## HOW TO COMPLETE THIS TASK
Say how many lines of the listing below hold the word "patient". Give only that number.

Start of Block

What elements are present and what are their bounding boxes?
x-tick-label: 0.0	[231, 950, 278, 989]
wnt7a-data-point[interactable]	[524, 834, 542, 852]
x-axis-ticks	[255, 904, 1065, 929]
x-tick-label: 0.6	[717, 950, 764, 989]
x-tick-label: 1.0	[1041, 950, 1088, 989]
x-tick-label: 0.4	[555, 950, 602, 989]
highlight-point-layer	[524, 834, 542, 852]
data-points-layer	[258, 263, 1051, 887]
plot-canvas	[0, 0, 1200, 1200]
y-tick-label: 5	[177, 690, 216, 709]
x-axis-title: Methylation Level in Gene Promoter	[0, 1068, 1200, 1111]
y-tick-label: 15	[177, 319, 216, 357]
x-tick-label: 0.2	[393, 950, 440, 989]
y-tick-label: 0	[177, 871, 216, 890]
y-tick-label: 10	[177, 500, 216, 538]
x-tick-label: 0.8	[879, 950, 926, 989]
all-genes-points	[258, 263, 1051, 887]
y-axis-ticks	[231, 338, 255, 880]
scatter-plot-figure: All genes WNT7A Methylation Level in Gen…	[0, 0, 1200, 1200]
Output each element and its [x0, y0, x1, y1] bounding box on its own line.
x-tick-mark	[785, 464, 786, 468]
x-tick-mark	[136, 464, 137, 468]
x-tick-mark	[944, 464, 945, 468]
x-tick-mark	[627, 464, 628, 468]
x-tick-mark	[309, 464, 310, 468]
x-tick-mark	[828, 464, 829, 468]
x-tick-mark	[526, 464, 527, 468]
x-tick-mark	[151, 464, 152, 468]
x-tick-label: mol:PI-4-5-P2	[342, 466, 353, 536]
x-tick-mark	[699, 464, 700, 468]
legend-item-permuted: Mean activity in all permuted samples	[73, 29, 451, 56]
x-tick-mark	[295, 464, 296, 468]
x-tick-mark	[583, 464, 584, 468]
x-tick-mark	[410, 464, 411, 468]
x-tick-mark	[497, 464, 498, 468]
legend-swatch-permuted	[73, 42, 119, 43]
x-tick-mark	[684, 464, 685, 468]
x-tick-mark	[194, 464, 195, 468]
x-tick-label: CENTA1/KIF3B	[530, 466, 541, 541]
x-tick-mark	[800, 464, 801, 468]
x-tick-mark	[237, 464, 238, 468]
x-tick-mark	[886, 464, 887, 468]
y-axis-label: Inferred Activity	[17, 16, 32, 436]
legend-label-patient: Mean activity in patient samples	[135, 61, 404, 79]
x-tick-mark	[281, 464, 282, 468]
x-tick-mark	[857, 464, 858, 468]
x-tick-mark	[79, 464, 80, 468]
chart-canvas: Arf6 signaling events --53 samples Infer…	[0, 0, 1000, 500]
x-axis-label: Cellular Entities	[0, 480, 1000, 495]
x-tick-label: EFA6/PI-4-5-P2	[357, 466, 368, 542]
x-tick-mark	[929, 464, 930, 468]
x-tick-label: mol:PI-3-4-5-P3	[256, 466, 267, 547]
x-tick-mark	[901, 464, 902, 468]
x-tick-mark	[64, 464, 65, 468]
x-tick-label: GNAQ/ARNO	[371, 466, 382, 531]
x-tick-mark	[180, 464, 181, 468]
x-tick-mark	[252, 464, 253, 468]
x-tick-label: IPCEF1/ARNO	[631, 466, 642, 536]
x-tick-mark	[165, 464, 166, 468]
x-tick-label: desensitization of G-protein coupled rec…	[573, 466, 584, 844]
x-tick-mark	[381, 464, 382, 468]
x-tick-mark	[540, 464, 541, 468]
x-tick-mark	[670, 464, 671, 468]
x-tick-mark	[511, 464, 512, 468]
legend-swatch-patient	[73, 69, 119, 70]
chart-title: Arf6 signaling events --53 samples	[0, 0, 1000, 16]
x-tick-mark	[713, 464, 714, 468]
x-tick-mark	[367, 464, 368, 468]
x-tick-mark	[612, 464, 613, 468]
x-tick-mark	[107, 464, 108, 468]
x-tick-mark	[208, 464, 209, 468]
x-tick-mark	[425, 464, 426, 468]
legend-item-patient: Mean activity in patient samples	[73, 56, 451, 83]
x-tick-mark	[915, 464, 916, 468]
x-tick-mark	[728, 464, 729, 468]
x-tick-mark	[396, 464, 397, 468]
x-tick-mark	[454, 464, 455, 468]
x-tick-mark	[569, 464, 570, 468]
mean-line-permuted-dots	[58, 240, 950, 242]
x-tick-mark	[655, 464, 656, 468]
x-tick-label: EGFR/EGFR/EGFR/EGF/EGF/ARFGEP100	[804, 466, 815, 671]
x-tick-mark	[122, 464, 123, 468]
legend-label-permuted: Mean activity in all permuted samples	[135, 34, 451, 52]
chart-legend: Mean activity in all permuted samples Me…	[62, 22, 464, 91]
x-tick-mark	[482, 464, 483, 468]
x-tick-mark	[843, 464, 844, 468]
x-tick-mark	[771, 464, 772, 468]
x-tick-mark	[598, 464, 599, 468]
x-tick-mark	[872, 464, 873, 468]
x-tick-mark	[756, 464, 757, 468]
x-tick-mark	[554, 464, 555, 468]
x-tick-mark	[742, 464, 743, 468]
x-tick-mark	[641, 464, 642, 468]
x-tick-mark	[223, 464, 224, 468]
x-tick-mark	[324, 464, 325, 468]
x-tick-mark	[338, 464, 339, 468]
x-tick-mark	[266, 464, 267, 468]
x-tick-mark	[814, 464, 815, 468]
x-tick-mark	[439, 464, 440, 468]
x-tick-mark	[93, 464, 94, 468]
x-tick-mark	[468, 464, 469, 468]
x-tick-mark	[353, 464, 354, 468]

End of Block

## OUTPUT
3